(The records Opens)

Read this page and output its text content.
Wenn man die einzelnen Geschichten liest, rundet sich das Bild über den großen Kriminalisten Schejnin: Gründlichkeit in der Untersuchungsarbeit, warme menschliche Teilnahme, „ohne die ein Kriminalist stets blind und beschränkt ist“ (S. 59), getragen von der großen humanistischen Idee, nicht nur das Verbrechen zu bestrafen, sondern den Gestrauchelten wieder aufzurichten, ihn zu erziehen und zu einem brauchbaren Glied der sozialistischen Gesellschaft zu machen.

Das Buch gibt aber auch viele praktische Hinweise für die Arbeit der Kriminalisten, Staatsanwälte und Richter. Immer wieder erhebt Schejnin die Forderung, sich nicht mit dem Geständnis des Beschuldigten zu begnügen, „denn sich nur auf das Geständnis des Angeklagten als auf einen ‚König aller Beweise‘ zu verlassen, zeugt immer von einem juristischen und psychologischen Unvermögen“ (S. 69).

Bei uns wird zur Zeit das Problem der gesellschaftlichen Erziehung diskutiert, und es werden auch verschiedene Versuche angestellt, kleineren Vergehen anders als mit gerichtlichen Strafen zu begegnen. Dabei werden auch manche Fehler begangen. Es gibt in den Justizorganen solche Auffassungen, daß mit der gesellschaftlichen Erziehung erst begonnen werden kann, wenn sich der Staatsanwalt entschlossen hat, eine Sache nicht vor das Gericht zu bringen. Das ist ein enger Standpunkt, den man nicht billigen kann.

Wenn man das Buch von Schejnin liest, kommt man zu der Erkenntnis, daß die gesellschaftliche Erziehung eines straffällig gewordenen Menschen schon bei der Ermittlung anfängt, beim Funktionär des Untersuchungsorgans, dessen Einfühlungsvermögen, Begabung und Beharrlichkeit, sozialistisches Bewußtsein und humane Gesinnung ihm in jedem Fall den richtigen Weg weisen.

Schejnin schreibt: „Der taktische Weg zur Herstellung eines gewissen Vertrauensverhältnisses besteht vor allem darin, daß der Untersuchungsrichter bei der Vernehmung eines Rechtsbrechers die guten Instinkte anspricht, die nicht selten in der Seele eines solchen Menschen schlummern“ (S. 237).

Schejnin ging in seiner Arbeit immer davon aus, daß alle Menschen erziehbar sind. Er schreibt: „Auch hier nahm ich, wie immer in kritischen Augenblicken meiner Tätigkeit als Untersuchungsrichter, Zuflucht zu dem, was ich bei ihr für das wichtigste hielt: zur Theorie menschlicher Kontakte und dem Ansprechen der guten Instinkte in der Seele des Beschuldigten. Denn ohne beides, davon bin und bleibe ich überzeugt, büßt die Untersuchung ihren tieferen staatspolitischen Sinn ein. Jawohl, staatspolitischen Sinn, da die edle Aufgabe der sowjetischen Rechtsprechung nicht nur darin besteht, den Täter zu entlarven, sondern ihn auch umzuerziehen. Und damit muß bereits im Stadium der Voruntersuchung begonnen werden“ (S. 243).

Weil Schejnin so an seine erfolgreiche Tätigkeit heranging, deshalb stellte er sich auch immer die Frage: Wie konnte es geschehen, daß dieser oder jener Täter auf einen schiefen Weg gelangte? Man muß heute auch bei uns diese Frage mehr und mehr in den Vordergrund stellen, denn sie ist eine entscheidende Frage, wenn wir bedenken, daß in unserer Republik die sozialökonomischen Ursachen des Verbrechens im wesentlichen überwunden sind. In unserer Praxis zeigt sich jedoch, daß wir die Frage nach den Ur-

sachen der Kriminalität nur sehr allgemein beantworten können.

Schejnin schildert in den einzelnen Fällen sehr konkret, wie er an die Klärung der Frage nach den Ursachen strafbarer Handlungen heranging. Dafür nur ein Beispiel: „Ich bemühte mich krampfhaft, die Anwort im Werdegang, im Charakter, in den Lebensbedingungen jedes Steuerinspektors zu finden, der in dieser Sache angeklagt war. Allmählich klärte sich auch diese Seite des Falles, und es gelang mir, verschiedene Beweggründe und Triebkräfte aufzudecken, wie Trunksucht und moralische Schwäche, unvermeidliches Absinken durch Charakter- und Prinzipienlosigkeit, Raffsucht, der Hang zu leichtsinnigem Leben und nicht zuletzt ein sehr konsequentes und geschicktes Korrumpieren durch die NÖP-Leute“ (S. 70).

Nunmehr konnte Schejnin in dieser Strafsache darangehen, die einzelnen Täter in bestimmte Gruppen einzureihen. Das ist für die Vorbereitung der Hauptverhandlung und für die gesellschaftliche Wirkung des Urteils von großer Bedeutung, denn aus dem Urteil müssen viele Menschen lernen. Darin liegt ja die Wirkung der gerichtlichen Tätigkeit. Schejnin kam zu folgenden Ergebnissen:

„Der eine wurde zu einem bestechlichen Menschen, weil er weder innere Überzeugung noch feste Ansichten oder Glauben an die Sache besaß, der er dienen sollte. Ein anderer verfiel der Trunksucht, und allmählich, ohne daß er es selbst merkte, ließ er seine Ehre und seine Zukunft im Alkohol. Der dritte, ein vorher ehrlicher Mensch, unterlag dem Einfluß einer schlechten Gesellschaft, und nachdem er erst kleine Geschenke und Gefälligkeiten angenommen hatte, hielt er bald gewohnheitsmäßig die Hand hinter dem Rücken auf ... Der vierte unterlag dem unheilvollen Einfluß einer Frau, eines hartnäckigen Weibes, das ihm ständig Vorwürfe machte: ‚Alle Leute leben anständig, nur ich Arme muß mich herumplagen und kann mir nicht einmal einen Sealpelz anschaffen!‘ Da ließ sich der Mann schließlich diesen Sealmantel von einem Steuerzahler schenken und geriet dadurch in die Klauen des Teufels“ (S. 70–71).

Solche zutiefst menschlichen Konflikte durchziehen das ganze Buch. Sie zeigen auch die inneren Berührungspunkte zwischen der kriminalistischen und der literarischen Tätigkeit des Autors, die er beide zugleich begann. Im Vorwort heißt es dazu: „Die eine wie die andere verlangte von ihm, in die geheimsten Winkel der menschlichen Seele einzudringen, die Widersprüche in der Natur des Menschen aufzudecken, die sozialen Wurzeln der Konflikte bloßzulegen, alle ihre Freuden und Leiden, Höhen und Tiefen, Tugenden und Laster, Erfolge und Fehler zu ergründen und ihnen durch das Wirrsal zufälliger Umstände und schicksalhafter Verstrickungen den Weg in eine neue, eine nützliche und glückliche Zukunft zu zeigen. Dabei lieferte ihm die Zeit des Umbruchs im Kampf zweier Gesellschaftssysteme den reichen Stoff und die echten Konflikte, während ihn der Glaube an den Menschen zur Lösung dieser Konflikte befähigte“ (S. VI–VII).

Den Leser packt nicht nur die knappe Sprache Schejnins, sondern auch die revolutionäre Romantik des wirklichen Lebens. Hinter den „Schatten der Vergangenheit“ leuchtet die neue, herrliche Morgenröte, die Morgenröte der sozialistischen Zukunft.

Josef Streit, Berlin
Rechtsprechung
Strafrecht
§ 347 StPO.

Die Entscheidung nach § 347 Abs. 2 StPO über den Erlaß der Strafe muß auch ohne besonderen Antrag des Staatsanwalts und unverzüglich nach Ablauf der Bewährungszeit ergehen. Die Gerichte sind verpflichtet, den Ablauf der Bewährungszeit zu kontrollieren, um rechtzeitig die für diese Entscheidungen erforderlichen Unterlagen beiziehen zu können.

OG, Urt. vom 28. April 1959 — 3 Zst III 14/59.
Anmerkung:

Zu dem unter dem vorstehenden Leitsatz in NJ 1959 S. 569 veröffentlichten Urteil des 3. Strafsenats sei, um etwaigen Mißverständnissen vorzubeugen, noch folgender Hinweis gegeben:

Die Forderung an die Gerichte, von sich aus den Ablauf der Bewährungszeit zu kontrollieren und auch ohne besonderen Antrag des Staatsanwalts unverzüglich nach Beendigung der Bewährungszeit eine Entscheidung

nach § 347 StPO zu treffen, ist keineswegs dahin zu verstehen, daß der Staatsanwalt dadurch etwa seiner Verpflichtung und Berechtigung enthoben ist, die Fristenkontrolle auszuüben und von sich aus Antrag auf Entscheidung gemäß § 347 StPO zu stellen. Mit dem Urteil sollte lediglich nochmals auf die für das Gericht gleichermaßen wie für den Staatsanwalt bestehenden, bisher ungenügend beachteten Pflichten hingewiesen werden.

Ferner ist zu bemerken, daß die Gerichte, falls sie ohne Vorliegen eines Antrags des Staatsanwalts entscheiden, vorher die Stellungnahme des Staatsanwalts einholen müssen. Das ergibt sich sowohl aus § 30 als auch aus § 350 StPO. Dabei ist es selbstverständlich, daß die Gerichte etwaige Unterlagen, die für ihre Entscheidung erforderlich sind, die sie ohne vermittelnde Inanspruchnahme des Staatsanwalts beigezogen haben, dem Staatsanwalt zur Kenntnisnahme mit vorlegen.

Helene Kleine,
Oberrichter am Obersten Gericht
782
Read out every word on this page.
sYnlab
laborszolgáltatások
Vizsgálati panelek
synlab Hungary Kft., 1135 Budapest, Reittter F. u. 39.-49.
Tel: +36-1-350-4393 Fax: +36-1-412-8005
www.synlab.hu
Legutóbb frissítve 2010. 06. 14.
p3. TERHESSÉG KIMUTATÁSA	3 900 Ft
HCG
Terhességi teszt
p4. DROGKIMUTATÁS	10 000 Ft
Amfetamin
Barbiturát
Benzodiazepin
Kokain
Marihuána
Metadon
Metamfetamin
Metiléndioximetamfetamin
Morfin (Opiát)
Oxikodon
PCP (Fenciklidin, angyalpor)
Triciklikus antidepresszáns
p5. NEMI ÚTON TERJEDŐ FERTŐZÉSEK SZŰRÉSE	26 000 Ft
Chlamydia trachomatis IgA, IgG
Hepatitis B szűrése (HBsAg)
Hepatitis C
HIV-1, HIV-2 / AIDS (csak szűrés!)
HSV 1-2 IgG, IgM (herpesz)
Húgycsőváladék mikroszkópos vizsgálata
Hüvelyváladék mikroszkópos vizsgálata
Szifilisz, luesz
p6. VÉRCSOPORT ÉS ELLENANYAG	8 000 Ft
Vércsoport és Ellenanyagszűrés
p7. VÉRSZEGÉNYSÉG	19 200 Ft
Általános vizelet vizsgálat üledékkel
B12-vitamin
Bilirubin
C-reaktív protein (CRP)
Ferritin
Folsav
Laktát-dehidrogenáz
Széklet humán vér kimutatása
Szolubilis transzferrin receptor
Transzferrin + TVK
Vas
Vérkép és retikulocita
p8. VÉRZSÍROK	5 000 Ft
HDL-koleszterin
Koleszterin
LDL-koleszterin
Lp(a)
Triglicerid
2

(The records Closes)

- _Directions for this task_: The task calls for every line of the material that contains the string "Rechtsprechung".

- _Task output_:
Schejnin ging in seiner Arbeit immer davon aus, daß alle Menschen erziehbar sind. Er schreibt: „Auch hier nahm ich, wie immer in kritischen Augenblicken meiner Tätigkeit als Untersuchungsrichter, Zuflucht zu dem, was ich bei ihr für das wichtigste hielt: zur Theorie menschlicher Kontakte und dem Ansprechen der guten Instinkte in der Seele des Beschuldigten. Denn ohne beides, davon bin und bleibe ich überzeugt, büßt die Untersuchung ihren tieferen staatspolitischen Sinn ein. Jawohl, staatspolitischen Sinn, da die edle Aufgabe der sowjetischen Rechtsprechung nicht nur darin besteht, den Täter zu entlarven, sondern ihn auch umzuerziehen. Und damit muß bereits im Stadium der Voruntersuchung begonnen werden“ (S. 243).
Rechtsprechung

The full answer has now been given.